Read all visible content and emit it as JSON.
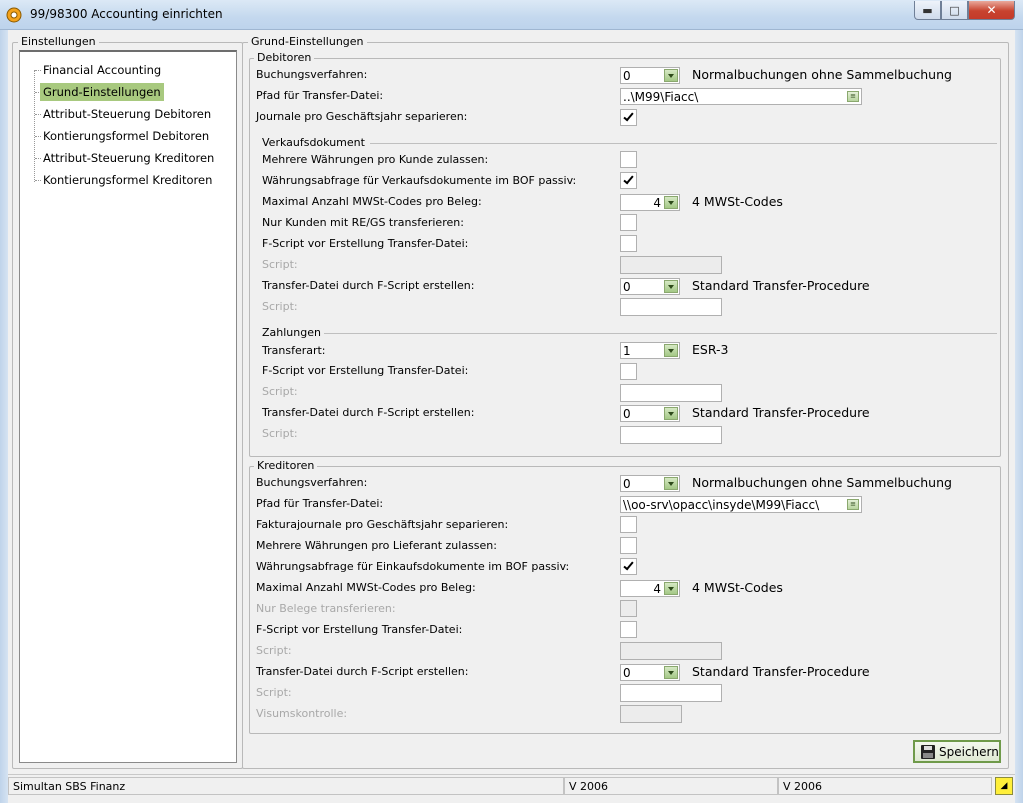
{
  "window": {
    "title": "99/98300 Accounting einrichten",
    "icons": {
      "app": "gear-icon",
      "min": "minimize-icon",
      "max": "maximize-icon",
      "close": "close-icon"
    },
    "min_glyph": "▬",
    "max_glyph": "□",
    "close_glyph": "✕"
  },
  "left_panel": {
    "title": "Einstellungen",
    "items": [
      {
        "label": "Financial Accounting",
        "selected": false
      },
      {
        "label": "Grund-Einstellungen",
        "selected": true
      },
      {
        "label": "Attribut-Steuerung Debitoren",
        "selected": false
      },
      {
        "label": "Kontierungsformel Debitoren",
        "selected": false
      },
      {
        "label": "Attribut-Steuerung Kreditoren",
        "selected": false
      },
      {
        "label": "Kontierungsformel Kreditoren",
        "selected": false
      }
    ]
  },
  "main": {
    "title": "Grund-Einstellungen",
    "debitoren": {
      "title": "Debitoren",
      "buchungsverfahren_label": "Buchungsverfahren:",
      "buchungsverfahren_value": "0",
      "buchungsverfahren_desc": "Normalbuchungen ohne Sammelbuchung",
      "pfad_label": "Pfad für Transfer-Datei:",
      "pfad_value": "..\\M99\\Fiacc\\",
      "journale_label": "Journale pro Geschäftsjahr separieren:",
      "journale_checked": true,
      "verkaufsdokument": {
        "title": "Verkaufsdokument",
        "mehrere_label": "Mehrere Währungen pro Kunde zulassen:",
        "mehrere_checked": false,
        "abfrage_label": "Währungsabfrage für Verkaufsdokumente im BOF passiv:",
        "abfrage_checked": true,
        "mwst_label": "Maximal Anzahl MWSt-Codes pro Beleg:",
        "mwst_value": "4",
        "mwst_desc": "4 MWSt-Codes",
        "nur_kunden_label": "Nur Kunden mit RE/GS transferieren:",
        "nur_kunden_checked": false,
        "fscript_vor_label": "F-Script vor Erstellung Transfer-Datei:",
        "fscript_vor_checked": false,
        "script1_label": "Script:",
        "transfer_label": "Transfer-Datei durch F-Script erstellen:",
        "transfer_value": "0",
        "transfer_desc": "Standard Transfer-Procedure",
        "script2_label": "Script:"
      },
      "zahlungen": {
        "title": "Zahlungen",
        "transferart_label": "Transferart:",
        "transferart_value": "1",
        "transferart_desc": "ESR-3",
        "fscript_vor_label": "F-Script vor Erstellung Transfer-Datei:",
        "fscript_vor_checked": false,
        "script1_label": "Script:",
        "transfer_label": "Transfer-Datei durch F-Script erstellen:",
        "transfer_value": "0",
        "transfer_desc": "Standard Transfer-Procedure",
        "script2_label": "Script:"
      }
    },
    "kreditoren": {
      "title": "Kreditoren",
      "buchungsverfahren_label": "Buchungsverfahren:",
      "buchungsverfahren_value": "0",
      "buchungsverfahren_desc": "Normalbuchungen ohne Sammelbuchung",
      "pfad_label": "Pfad für Transfer-Datei:",
      "pfad_value": "\\\\oo-srv\\opacc\\insyde\\M99\\Fiacc\\",
      "faktura_label": "Fakturajournale pro Geschäftsjahr separieren:",
      "faktura_checked": false,
      "mehrere_label": "Mehrere Währungen pro Lieferant zulassen:",
      "mehrere_checked": false,
      "abfrage_label": "Währungsabfrage für Einkaufsdokumente im BOF passiv:",
      "abfrage_checked": true,
      "mwst_label": "Maximal Anzahl MWSt-Codes pro Beleg:",
      "mwst_value": "4",
      "mwst_desc": "4 MWSt-Codes",
      "nur_belege_label": "Nur Belege transferieren:",
      "fscript_vor_label": "F-Script vor Erstellung Transfer-Datei:",
      "fscript_vor_checked": false,
      "script1_label": "Script:",
      "transfer_label": "Transfer-Datei durch F-Script erstellen:",
      "transfer_value": "0",
      "transfer_desc": "Standard Transfer-Procedure",
      "script2_label": "Script:",
      "visum_label": "Visumskontrolle:"
    },
    "save_label": "Speichern",
    "save_icon": "floppy-disk-icon"
  },
  "status_bar": {
    "app": "Simultan SBS Finanz",
    "version1": "V 2006",
    "version2": "V 2006",
    "corner_icon": "resize-grip-icon"
  },
  "colors": {
    "selection": "#a8c97f",
    "accent_green": "#8aa86e",
    "close_red": "#c8432f"
  }
}
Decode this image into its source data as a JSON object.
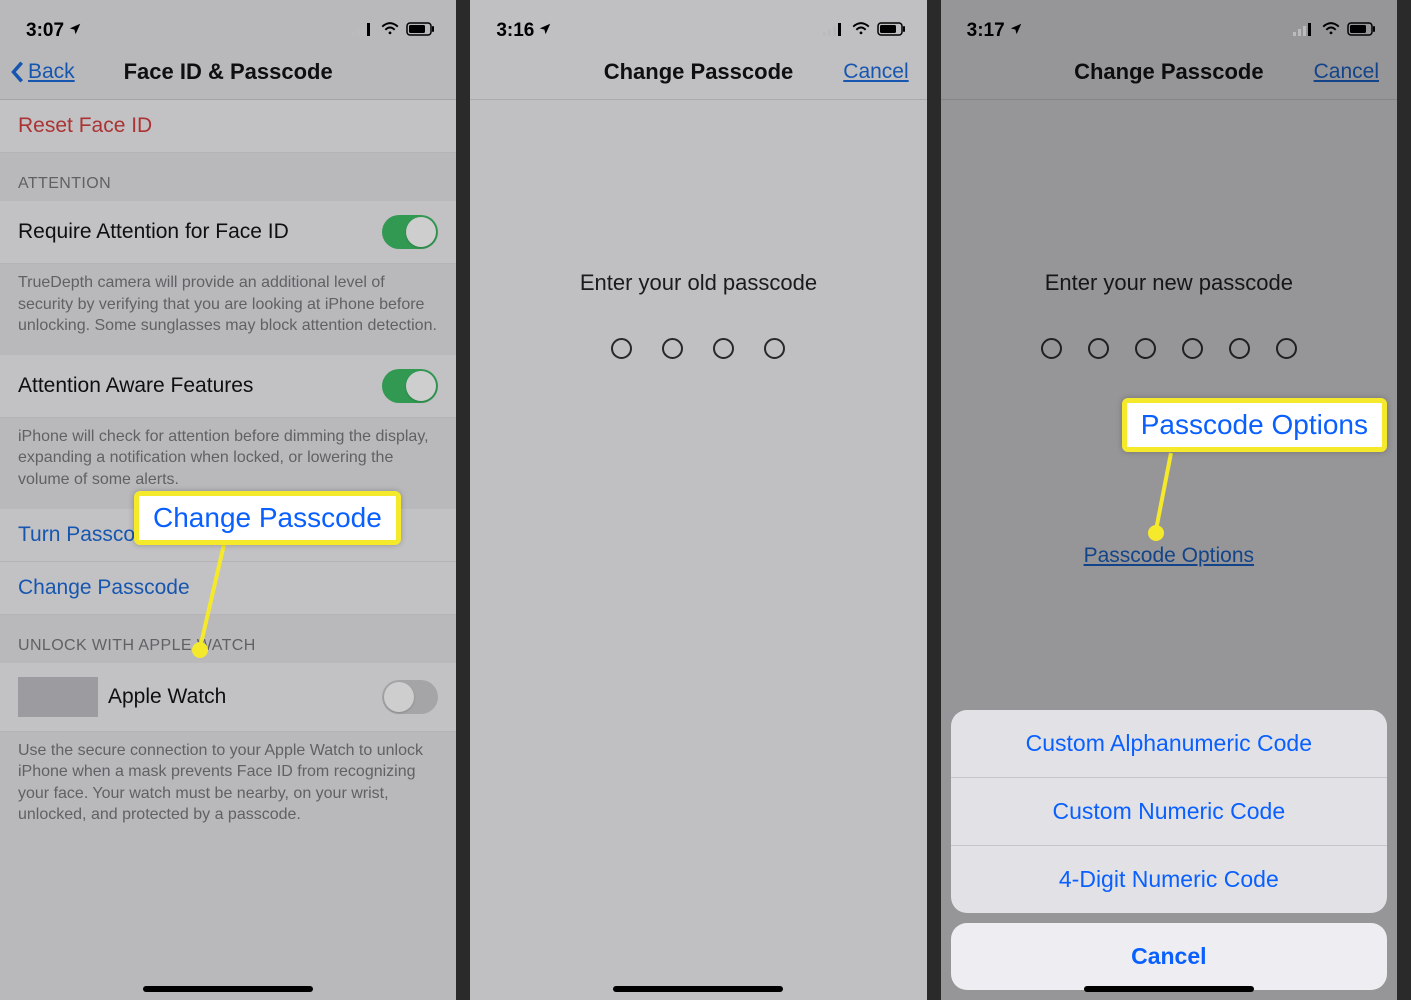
{
  "screen1": {
    "time": "3:07",
    "back_label": "Back",
    "title": "Face ID & Passcode",
    "reset_face_id": "Reset Face ID",
    "attention_header": "ATTENTION",
    "require_attention": "Require Attention for Face ID",
    "require_attention_footer": "TrueDepth camera will provide an additional level of security by verifying that you are looking at iPhone before unlocking. Some sunglasses may block attention detection.",
    "attention_aware": "Attention Aware Features",
    "attention_aware_footer": "iPhone will check for attention before dimming the display, expanding a notification when locked, or lowering the volume of some alerts.",
    "turn_passcode_off": "Turn Passcode Off",
    "change_passcode": "Change Passcode",
    "unlock_watch_header": "UNLOCK WITH APPLE WATCH",
    "apple_watch": "Apple Watch",
    "apple_watch_footer": "Use the secure connection to your Apple Watch to unlock iPhone when a mask prevents Face ID from recognizing your face. Your watch must be nearby, on your wrist, unlocked, and protected by a passcode.",
    "callout_change_passcode": "Change Passcode"
  },
  "screen2": {
    "time": "3:16",
    "title": "Change Passcode",
    "cancel": "Cancel",
    "prompt": "Enter your old passcode",
    "dot_count": 4
  },
  "screen3": {
    "time": "3:17",
    "title": "Change Passcode",
    "cancel": "Cancel",
    "prompt": "Enter your new passcode",
    "dot_count": 6,
    "passcode_options": "Passcode Options",
    "callout_passcode_options": "Passcode Options",
    "sheet": {
      "items": [
        "Custom Alphanumeric Code",
        "Custom Numeric Code",
        "4-Digit Numeric Code"
      ],
      "cancel": "Cancel"
    }
  }
}
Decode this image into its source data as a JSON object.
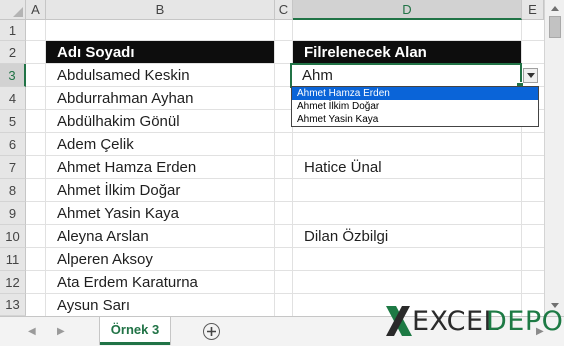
{
  "columns": [
    {
      "letter": "A"
    },
    {
      "letter": "B"
    },
    {
      "letter": "C"
    },
    {
      "letter": "D"
    },
    {
      "letter": "E"
    }
  ],
  "rows": [
    "1",
    "2",
    "3",
    "4",
    "5",
    "6",
    "7",
    "8",
    "9",
    "10",
    "11",
    "12",
    "13"
  ],
  "headers": {
    "b2": "Adı Soyadı",
    "d2": "Filrelenecek Alan"
  },
  "names": [
    "Abdulsamed Keskin",
    "Abdurrahman Ayhan",
    "Abdülhakim Gönül",
    "Adem Çelik",
    "Ahmet Hamza Erden",
    "Ahmet İlkim Doğar",
    "Ahmet Yasin Kaya",
    "Aleyna Arslan",
    "Alperen Aksoy",
    "Ata Erdem Karaturna",
    "Aysun Sarı"
  ],
  "active_cell_value": "Ahm",
  "dropdown": {
    "items": [
      "Ahmet Hamza Erden",
      "Ahmet İlkim Doğar",
      "Ahmet Yasin Kaya"
    ],
    "highlighted_index": 0
  },
  "d_column_values": {
    "d7": "Hatice Ünal",
    "d10": "Dilan Özbilgi"
  },
  "sheet_tab": "Örnek 3",
  "logo": {
    "text_left": "EXCEL",
    "text_right": "DEPO"
  },
  "colors": {
    "excel_green": "#217346",
    "header_fill": "#0d0d0d",
    "dropdown_highlight": "#0a64d8",
    "logo_green": "#1d7a44"
  }
}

○ ○ ○ ○ ○

## The exercise:
From start to finish, output the listing exactly, but omit its pictures.

## Expected output:
Read all visible content and emit it as JSON.
{
  "window": {
    "title": "99/98300 Accounting einrichten",
    "icons": {
      "app": "gear-icon",
      "min": "minimize-icon",
      "max": "maximize-icon",
      "close": "close-icon"
    },
    "min_glyph": "▬",
    "max_glyph": "□",
    "close_glyph": "✕"
  },
  "left_panel": {
    "title": "Einstellungen",
    "items": [
      {
        "label": "Financial Accounting",
        "selected": false
      },
      {
        "label": "Grund-Einstellungen",
        "selected": true
      },
      {
        "label": "Attribut-Steuerung Debitoren",
        "selected": false
      },
      {
        "label": "Kontierungsformel Debitoren",
        "selected": false
      },
      {
        "label": "Attribut-Steuerung Kreditoren",
        "selected": false
      },
      {
        "label": "Kontierungsformel Kreditoren",
        "selected": false
      }
    ]
  },
  "main": {
    "title": "Grund-Einstellungen",
    "debitoren": {
      "title": "Debitoren",
      "buchungsverfahren_label": "Buchungsverfahren:",
      "buchungsverfahren_value": "0",
      "buchungsverfahren_desc": "Normalbuchungen ohne Sammelbuchung",
      "pfad_label": "Pfad für Transfer-Datei:",
      "pfad_value": "..\\M99\\Fiacc\\",
      "journale_label": "Journale pro Geschäftsjahr separieren:",
      "journale_checked": true,
      "verkaufsdokument": {
        "title": "Verkaufsdokument",
        "mehrere_label": "Mehrere Währungen pro Kunde zulassen:",
        "mehrere_checked": false,
        "abfrage_label": "Währungsabfrage für Verkaufsdokumente im BOF passiv:",
        "abfrage_checked": true,
        "mwst_label": "Maximal Anzahl MWSt-Codes pro Beleg:",
        "mwst_value": "4",
        "mwst_desc": "4 MWSt-Codes",
        "nur_kunden_label": "Nur Kunden mit RE/GS transferieren:",
        "nur_kunden_checked": false,
        "fscript_vor_label": "F-Script vor Erstellung Transfer-Datei:",
        "fscript_vor_checked": false,
        "script1_label": "Script:",
        "transfer_label": "Transfer-Datei durch F-Script erstellen:",
        "transfer_value": "0",
        "transfer_desc": "Standard Transfer-Procedure",
        "script2_label": "Script:"
      },
      "zahlungen": {
        "title": "Zahlungen",
        "transferart_label": "Transferart:",
        "transferart_value": "1",
        "transferart_desc": "ESR-3",
        "fscript_vor_label": "F-Script vor Erstellung Transfer-Datei:",
        "fscript_vor_checked": false,
        "script1_label": "Script:",
        "transfer_label": "Transfer-Datei durch F-Script erstellen:",
        "transfer_value": "0",
        "transfer_desc": "Standard Transfer-Procedure",
        "script2_label": "Script:"
      }
    },
    "kreditoren": {
      "title": "Kreditoren",
      "buchungsverfahren_label": "Buchungsverfahren:",
      "buchungsverfahren_value": "0",
      "buchungsverfahren_desc": "Normalbuchungen ohne Sammelbuchung",
      "pfad_label": "Pfad für Transfer-Datei:",
      "pfad_value": "\\\\oo-srv\\opacc\\insyde\\M99\\Fiacc\\",
      "faktura_label": "Fakturajournale pro Geschäftsjahr separieren:",
      "faktura_checked": false,
      "mehrere_label": "Mehrere Währungen pro Lieferant zulassen:",
      "mehrere_checked": false,
      "abfrage_label": "Währungsabfrage für Einkaufsdokumente im BOF passiv:",
      "abfrage_checked": true,
      "mwst_label": "Maximal Anzahl MWSt-Codes pro Beleg:",
      "mwst_value": "4",
      "mwst_desc": "4 MWSt-Codes",
      "nur_belege_label": "Nur Belege transferieren:",
      "fscript_vor_label": "F-Script vor Erstellung Transfer-Datei:",
      "fscript_vor_checked": false,
      "script1_label": "Script:",
      "transfer_label": "Transfer-Datei durch F-Script erstellen:",
      "transfer_value": "0",
      "transfer_desc": "Standard Transfer-Procedure",
      "script2_label": "Script:",
      "visum_label": "Visumskontrolle:"
    },
    "save_label": "Speichern",
    "save_icon": "floppy-disk-icon"
  },
  "status_bar": {
    "app": "Simultan SBS Finanz",
    "version1": "V 2006",
    "version2": "V 2006",
    "corner_icon": "resize-grip-icon"
  },
  "colors": {
    "selection": "#a8c97f",
    "accent_green": "#8aa86e",
    "close_red": "#c8432f"
  }
}
Decode this image into its source data as a JSON object.
{
  "screen1": {
    "time": "3:07",
    "back_label": "Back",
    "title": "Face ID & Passcode",
    "reset_face_id": "Reset Face ID",
    "attention_header": "ATTENTION",
    "require_attention": "Require Attention for Face ID",
    "require_attention_footer": "TrueDepth camera will provide an additional level of security by verifying that you are looking at iPhone before unlocking. Some sunglasses may block attention detection.",
    "attention_aware": "Attention Aware Features",
    "attention_aware_footer": "iPhone will check for attention before dimming the display, expanding a notification when locked, or lowering the volume of some alerts.",
    "turn_passcode_off": "Turn Passcode Off",
    "change_passcode": "Change Passcode",
    "unlock_watch_header": "UNLOCK WITH APPLE WATCH",
    "apple_watch": "Apple Watch",
    "apple_watch_footer": "Use the secure connection to your Apple Watch to unlock iPhone when a mask prevents Face ID from recognizing your face. Your watch must be nearby, on your wrist, unlocked, and protected by a passcode.",
    "callout_change_passcode": "Change Passcode"
  },
  "screen2": {
    "time": "3:16",
    "title": "Change Passcode",
    "cancel": "Cancel",
    "prompt": "Enter your old passcode",
    "dot_count": 4
  },
  "screen3": {
    "time": "3:17",
    "title": "Change Passcode",
    "cancel": "Cancel",
    "prompt": "Enter your new passcode",
    "dot_count": 6,
    "passcode_options": "Passcode Options",
    "callout_passcode_options": "Passcode Options",
    "sheet": {
      "items": [
        "Custom Alphanumeric Code",
        "Custom Numeric Code",
        "4-Digit Numeric Code"
      ],
      "cancel": "Cancel"
    }
  }
}
Decode this image into its source data as a JSON object.
{
  "columns": [
    {
      "letter": "A"
    },
    {
      "letter": "B"
    },
    {
      "letter": "C"
    },
    {
      "letter": "D"
    },
    {
      "letter": "E"
    }
  ],
  "rows": [
    "1",
    "2",
    "3",
    "4",
    "5",
    "6",
    "7",
    "8",
    "9",
    "10",
    "11",
    "12",
    "13"
  ],
  "headers": {
    "b2": "Adı Soyadı",
    "d2": "Filrelenecek Alan"
  },
  "names": [
    "Abdulsamed Keskin",
    "Abdurrahman Ayhan",
    "Abdülhakim Gönül",
    "Adem Çelik",
    "Ahmet Hamza Erden",
    "Ahmet İlkim Doğar",
    "Ahmet Yasin Kaya",
    "Aleyna Arslan",
    "Alperen Aksoy",
    "Ata Erdem Karaturna",
    "Aysun Sarı"
  ],
  "active_cell_value": "Ahm",
  "dropdown": {
    "items": [
      "Ahmet Hamza Erden",
      "Ahmet İlkim Doğar",
      "Ahmet Yasin Kaya"
    ],
    "highlighted_index": 0
  },
  "d_column_values": {
    "d7": "Hatice Ünal",
    "d10": "Dilan Özbilgi"
  },
  "sheet_tab": "Örnek 3",
  "logo": {
    "text_left": "EXCEL",
    "text_right": "DEPO"
  },
  "colors": {
    "excel_green": "#217346",
    "header_fill": "#0d0d0d",
    "dropdown_highlight": "#0a64d8",
    "logo_green": "#1d7a44"
  }
}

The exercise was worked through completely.